## To do
All the data should be repeated exactly. Any image in it is left out.

* Begin Extracted information *

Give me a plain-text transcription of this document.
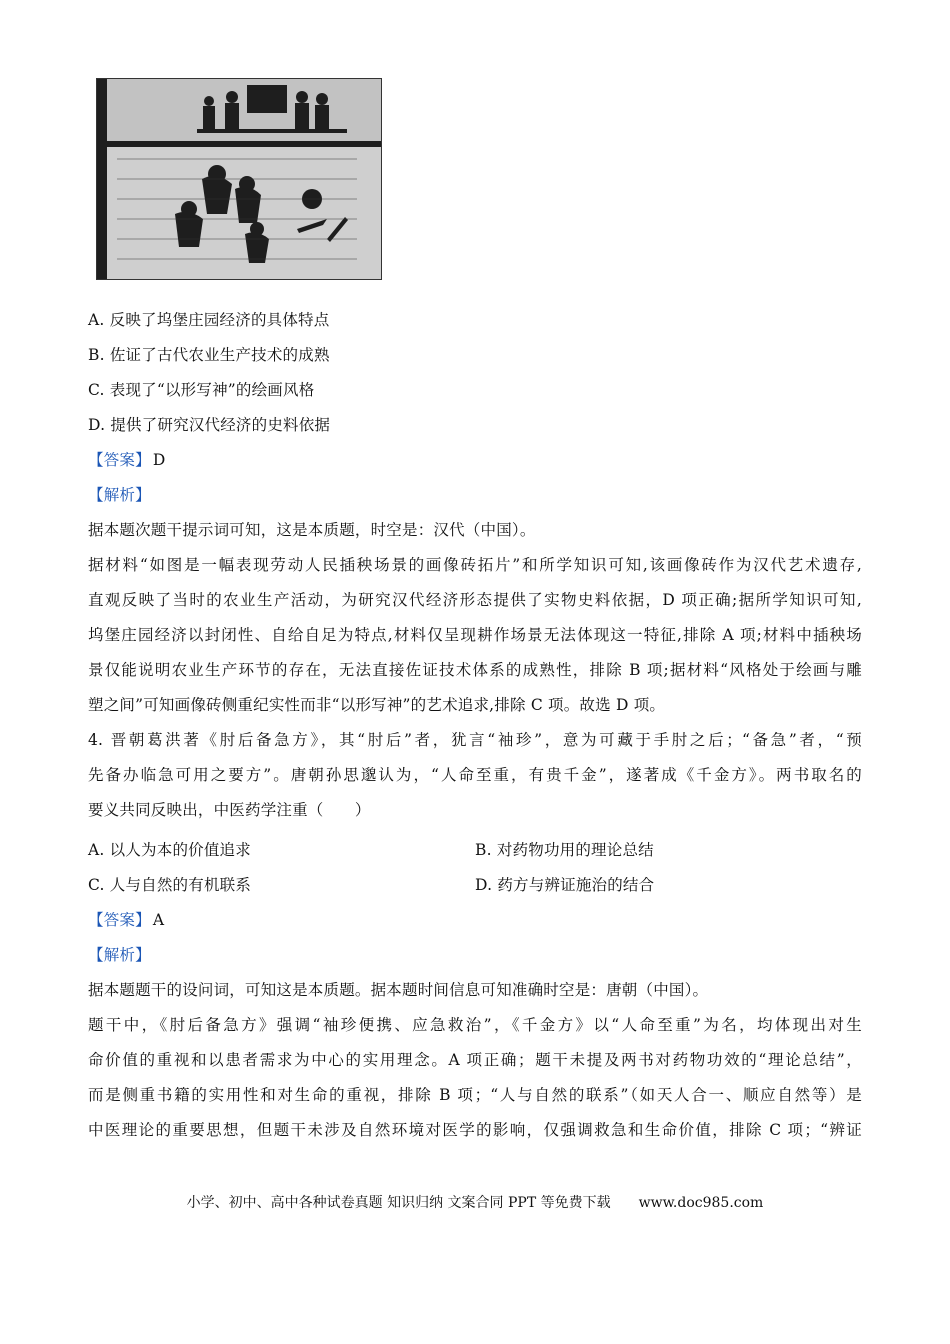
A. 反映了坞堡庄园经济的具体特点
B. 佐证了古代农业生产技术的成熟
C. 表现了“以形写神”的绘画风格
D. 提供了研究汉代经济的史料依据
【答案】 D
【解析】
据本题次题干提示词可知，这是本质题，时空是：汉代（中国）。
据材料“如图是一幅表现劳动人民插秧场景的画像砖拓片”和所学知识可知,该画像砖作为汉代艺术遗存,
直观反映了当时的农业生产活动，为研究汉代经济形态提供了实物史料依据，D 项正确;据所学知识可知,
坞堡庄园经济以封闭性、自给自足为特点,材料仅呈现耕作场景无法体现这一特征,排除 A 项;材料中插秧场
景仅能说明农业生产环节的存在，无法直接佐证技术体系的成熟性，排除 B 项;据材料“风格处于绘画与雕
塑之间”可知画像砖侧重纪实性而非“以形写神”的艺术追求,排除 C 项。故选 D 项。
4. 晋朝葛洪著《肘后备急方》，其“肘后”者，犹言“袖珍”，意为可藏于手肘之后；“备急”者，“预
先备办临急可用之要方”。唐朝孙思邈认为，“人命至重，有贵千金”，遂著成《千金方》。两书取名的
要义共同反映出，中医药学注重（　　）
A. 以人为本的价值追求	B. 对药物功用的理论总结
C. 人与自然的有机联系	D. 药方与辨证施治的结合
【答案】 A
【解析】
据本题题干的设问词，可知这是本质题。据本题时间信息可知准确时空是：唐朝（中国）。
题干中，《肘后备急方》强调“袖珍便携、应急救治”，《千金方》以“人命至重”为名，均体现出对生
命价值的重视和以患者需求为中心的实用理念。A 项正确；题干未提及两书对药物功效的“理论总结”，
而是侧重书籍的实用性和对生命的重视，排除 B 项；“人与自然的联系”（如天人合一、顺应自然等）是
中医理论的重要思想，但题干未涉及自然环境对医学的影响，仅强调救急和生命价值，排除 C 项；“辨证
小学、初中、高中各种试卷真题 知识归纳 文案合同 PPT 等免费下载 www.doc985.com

* End Extracted information *

## Result
Give me a plain-text transcription of this document.
A. 反映了坞堡庄园经济的具体特点
B. 佐证了古代农业生产技术的成熟
C. 表现了“以形写神”的绘画风格
D. 提供了研究汉代经济的史料依据
【答案】 D
【解析】
据本题次题干提示词可知，这是本质题，时空是：汉代（中国）。
据材料“如图是一幅表现劳动人民插秧场景的画像砖拓片”和所学知识可知,该画像砖作为汉代艺术遗存,
直观反映了当时的农业生产活动，为研究汉代经济形态提供了实物史料依据，D 项正确;据所学知识可知,
坞堡庄园经济以封闭性、自给自足为特点,材料仅呈现耕作场景无法体现这一特征,排除 A 项;材料中插秧场
景仅能说明农业生产环节的存在，无法直接佐证技术体系的成熟性，排除 B 项;据材料“风格处于绘画与雕
塑之间”可知画像砖侧重纪实性而非“以形写神”的艺术追求,排除 C 项。故选 D 项。
4. 晋朝葛洪著《肘后备急方》，其“肘后”者，犹言“袖珍”，意为可藏于手肘之后；“备急”者，“预
先备办临急可用之要方”。唐朝孙思邈认为，“人命至重，有贵千金”，遂著成《千金方》。两书取名的
要义共同反映出，中医药学注重（　　）
A. 以人为本的价值追求	B. 对药物功用的理论总结
C. 人与自然的有机联系	D. 药方与辨证施治的结合
【答案】 A
【解析】
据本题题干的设问词，可知这是本质题。据本题时间信息可知准确时空是：唐朝（中国）。
题干中，《肘后备急方》强调“袖珍便携、应急救治”，《千金方》以“人命至重”为名，均体现出对生
命价值的重视和以患者需求为中心的实用理念。A 项正确；题干未提及两书对药物功效的“理论总结”，
而是侧重书籍的实用性和对生命的重视，排除 B 项；“人与自然的联系”（如天人合一、顺应自然等）是
中医理论的重要思想，但题干未涉及自然环境对医学的影响，仅强调救急和生命价值，排除 C 项；“辨证
小学、初中、高中各种试卷真题 知识归纳 文案合同 PPT 等免费下载 www.doc985.com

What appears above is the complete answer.